> **Requirement**: Without the pictures, copy the entries below word for word.

(Stored records)
____
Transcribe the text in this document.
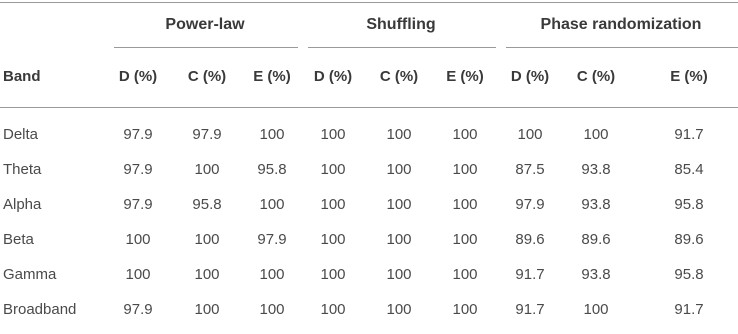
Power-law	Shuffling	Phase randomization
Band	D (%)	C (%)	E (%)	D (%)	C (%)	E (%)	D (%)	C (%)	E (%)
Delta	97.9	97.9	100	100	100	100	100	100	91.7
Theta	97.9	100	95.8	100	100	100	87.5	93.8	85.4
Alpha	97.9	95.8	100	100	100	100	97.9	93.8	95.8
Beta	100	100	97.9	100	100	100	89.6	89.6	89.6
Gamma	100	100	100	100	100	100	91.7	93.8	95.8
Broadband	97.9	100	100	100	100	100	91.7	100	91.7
____
> **Output of the task**:
Transcribe the text in this document.
Power-law	Shuffling	Phase randomization
Band	D (%)	C (%)	E (%)	D (%)	C (%)	E (%)	D (%)	C (%)	E (%)
Delta	97.9	97.9	100	100	100	100	100	100	91.7
Theta	97.9	100	95.8	100	100	100	87.5	93.8	85.4
Alpha	97.9	95.8	100	100	100	100	97.9	93.8	95.8
Beta	100	100	97.9	100	100	100	89.6	89.6	89.6
Gamma	100	100	100	100	100	100	91.7	93.8	95.8
Broadband	97.9	100	100	100	100	100	91.7	100	91.7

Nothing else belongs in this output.